OBJECTIVE
Give a verbatim quotation of every record.
------------------------------------------------------------
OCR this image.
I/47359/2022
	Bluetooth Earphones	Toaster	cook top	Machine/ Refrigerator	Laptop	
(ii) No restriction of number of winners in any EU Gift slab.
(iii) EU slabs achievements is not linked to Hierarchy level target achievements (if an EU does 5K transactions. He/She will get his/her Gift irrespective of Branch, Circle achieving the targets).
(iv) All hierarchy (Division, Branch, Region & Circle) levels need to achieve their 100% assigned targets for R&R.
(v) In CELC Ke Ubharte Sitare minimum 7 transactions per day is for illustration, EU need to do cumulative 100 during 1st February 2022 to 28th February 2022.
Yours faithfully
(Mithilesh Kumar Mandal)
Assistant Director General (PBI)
------------------------------------------------------------
EXERCISE RESPONSE
OCR this image.
I/47359/2022
	Bluetooth Earphones	Toaster	cook top	Machine/ Refrigerator	Laptop	
(ii) No restriction of number of winners in any EU Gift slab.
(iii) EU slabs achievements is not linked to Hierarchy level target achievements (if an EU does 5K transactions. He/She will get his/her Gift irrespective of Branch, Circle achieving the targets).
(iv) All hierarchy (Division, Branch, Region & Circle) levels need to achieve their 100% assigned targets for R&R.
(v) In CELC Ke Ubharte Sitare minimum 7 transactions per day is for illustration, EU need to do cumulative 100 during 1st February 2022 to 28th February 2022.
Yours faithfully
(Mithilesh Kumar Mandal)
Assistant Director General (PBI)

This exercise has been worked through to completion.